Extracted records
==*==
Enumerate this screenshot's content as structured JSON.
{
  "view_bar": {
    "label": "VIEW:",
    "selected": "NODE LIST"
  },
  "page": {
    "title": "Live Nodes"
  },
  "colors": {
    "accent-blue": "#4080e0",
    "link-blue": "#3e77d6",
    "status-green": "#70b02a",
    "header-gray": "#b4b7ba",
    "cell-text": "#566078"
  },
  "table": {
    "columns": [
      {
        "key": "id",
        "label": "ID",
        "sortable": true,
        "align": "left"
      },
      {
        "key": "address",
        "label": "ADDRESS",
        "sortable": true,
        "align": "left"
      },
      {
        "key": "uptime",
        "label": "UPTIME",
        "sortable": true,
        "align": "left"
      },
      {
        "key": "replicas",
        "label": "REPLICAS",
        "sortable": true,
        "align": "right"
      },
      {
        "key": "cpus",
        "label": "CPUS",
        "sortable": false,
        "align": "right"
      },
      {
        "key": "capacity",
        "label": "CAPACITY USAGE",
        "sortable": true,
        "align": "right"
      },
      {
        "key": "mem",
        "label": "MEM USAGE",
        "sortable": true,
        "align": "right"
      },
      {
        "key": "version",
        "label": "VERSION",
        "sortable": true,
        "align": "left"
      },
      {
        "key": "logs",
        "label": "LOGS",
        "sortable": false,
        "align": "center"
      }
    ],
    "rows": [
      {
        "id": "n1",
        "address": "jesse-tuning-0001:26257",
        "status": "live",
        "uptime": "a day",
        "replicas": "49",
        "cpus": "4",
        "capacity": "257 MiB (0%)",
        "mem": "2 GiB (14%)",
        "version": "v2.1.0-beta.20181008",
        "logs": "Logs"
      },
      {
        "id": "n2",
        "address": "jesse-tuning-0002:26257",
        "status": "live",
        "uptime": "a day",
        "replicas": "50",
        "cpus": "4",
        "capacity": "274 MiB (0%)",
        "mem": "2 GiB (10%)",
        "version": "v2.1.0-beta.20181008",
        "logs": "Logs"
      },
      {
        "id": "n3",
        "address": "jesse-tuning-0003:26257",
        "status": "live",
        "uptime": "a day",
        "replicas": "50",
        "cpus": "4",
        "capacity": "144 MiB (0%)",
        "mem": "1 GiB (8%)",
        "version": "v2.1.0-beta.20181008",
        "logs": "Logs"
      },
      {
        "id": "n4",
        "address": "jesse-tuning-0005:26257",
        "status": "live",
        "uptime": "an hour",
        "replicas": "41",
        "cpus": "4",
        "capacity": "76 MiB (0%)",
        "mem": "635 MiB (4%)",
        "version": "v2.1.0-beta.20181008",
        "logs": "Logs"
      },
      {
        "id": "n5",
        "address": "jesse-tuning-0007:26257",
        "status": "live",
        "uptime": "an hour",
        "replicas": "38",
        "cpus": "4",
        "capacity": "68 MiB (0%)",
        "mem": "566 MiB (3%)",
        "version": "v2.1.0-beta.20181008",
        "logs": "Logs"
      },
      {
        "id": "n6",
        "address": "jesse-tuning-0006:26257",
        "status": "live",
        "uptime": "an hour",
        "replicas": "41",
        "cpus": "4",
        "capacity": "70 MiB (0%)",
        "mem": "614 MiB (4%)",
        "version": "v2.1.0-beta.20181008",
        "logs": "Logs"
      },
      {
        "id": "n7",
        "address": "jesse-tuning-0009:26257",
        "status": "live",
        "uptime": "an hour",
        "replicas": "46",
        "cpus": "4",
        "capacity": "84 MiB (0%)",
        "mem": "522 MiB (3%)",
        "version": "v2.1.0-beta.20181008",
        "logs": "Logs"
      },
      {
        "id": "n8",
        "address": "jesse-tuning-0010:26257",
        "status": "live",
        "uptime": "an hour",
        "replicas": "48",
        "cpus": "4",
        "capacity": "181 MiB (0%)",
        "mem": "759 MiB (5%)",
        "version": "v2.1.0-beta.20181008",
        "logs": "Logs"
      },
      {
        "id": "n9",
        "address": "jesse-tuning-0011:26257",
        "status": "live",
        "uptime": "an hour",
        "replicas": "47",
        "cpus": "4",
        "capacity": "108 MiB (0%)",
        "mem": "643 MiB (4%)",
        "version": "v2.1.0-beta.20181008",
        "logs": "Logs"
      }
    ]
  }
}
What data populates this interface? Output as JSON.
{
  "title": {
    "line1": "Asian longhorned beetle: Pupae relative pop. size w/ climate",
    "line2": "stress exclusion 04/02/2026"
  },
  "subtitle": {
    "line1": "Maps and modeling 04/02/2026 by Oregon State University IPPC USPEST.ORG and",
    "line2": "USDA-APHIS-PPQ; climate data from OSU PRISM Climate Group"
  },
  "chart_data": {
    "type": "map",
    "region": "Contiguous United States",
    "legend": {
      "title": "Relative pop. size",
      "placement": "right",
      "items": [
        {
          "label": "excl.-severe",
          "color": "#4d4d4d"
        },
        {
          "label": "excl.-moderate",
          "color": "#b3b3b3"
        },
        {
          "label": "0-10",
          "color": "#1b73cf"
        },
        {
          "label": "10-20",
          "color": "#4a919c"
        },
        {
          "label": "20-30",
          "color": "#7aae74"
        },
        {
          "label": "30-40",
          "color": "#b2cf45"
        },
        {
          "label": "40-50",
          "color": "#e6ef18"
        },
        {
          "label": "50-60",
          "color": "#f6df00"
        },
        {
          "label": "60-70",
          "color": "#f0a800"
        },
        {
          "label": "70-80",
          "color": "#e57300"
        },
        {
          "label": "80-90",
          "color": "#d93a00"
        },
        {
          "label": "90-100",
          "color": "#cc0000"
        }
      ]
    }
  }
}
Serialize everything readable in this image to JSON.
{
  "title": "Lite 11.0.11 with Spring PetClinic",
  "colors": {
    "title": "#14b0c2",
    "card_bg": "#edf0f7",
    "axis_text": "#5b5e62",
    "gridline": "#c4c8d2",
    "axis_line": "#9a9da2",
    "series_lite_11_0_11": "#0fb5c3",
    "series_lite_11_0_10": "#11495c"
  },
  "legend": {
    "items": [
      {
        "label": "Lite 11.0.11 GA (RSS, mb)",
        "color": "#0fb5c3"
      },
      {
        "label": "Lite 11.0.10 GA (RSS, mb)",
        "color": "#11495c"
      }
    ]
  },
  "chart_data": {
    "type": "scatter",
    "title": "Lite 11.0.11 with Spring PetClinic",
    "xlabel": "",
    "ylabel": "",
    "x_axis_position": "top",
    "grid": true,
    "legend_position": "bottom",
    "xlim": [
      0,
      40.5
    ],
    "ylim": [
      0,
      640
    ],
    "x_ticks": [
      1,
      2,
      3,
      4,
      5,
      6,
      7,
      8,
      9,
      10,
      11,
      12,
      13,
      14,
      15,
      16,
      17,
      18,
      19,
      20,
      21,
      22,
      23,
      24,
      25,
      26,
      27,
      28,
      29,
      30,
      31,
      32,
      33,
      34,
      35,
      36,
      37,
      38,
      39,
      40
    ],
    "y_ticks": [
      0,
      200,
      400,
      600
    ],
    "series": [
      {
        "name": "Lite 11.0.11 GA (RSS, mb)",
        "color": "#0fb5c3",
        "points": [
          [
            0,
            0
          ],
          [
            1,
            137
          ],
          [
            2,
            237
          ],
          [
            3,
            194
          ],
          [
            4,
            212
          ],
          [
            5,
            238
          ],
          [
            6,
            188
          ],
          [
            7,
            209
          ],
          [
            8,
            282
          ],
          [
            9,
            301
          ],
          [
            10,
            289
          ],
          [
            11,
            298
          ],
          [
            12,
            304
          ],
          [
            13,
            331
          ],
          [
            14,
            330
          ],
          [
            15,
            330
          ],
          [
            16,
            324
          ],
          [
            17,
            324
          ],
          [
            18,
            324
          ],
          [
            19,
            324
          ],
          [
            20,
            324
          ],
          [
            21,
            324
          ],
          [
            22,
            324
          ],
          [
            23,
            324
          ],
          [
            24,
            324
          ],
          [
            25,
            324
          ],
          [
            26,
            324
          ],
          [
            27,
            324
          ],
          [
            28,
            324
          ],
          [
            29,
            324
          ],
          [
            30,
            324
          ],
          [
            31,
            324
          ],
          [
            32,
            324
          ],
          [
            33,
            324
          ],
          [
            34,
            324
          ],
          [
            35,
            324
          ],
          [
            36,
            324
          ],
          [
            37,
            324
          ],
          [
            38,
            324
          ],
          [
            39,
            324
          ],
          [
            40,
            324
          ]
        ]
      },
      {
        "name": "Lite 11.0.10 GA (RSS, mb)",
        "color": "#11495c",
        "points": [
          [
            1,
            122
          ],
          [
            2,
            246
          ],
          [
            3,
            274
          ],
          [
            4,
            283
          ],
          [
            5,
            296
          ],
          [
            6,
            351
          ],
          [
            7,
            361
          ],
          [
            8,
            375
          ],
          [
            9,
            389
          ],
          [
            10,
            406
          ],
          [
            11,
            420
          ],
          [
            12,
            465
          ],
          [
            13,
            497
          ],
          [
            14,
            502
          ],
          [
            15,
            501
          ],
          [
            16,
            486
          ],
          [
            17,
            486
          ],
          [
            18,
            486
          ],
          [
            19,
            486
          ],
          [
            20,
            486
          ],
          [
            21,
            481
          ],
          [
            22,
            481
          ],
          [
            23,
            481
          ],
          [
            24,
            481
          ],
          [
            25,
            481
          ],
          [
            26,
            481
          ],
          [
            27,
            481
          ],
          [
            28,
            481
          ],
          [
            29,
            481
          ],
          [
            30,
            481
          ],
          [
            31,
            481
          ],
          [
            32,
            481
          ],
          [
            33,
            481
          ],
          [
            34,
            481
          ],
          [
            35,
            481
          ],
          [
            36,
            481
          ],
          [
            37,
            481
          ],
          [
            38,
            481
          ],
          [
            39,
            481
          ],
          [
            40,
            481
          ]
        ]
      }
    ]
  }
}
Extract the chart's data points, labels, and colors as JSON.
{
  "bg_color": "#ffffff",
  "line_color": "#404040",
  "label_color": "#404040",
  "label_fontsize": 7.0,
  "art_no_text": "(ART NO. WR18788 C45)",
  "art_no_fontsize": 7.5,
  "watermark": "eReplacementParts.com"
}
==*==
_WHAT IS REQUIRED_. Only lines with the word "JSON" should be collected from the material.

_FINISHED EXERCISE_.
Enumerate this screenshot's content as structured JSON.
What data populates this interface? Output as JSON.
Serialize everything readable in this image to JSON.
Extract the chart's data points, labels, and colors as JSON.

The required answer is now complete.